WHAT YOU HAVE TO DO =
Each entry below is to be transcribed exactly.

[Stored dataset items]
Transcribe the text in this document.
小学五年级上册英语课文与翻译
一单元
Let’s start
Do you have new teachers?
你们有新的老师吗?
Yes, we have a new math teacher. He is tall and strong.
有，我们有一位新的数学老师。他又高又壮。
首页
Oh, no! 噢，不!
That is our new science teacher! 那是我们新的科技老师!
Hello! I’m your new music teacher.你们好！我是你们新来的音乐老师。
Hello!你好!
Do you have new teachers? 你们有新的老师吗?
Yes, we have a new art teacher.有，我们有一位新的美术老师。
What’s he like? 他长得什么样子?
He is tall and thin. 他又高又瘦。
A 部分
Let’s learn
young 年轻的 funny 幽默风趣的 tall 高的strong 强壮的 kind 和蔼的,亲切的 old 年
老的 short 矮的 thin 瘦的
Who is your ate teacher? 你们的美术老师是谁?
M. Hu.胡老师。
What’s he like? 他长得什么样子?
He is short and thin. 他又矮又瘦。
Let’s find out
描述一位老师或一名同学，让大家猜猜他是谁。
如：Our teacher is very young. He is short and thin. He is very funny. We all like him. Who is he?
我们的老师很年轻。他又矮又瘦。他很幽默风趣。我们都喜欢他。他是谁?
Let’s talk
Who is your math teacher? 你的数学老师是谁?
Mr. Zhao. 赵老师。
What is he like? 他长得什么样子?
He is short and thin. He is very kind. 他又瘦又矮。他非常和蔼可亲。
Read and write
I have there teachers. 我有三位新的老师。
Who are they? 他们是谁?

SOLUTION TO THE EXERCISE =
Transcribe the text in this document.
小学五年级上册英语课文与翻译
一单元
Let’s start
Do you have new teachers?
你们有新的老师吗?
Yes, we have a new math teacher. He is tall and strong.
有，我们有一位新的数学老师。他又高又壮。
首页
Oh, no! 噢，不!
That is our new science teacher! 那是我们新的科技老师!
Hello! I’m your new music teacher.你们好！我是你们新来的音乐老师。
Hello!你好!
Do you have new teachers? 你们有新的老师吗?
Yes, we have a new art teacher.有，我们有一位新的美术老师。
What’s he like? 他长得什么样子?
He is tall and thin. 他又高又瘦。
A 部分
Let’s learn
young 年轻的 funny 幽默风趣的 tall 高的strong 强壮的 kind 和蔼的,亲切的 old 年
老的 short 矮的 thin 瘦的
Who is your ate teacher? 你们的美术老师是谁?
M. Hu.胡老师。
What’s he like? 他长得什么样子?
He is short and thin. 他又矮又瘦。
Let’s find out
描述一位老师或一名同学，让大家猜猜他是谁。
如：Our teacher is very young. He is short and thin. He is very funny. We all like him. Who is he?
我们的老师很年轻。他又矮又瘦。他很幽默风趣。我们都喜欢他。他是谁?
Let’s talk
Who is your math teacher? 你的数学老师是谁?
Mr. Zhao. 赵老师。
What is he like? 他长得什么样子?
He is short and thin. He is very kind. 他又瘦又矮。他非常和蔼可亲。
Read and write
I have there teachers. 我有三位新的老师。
Who are they? 他们是谁?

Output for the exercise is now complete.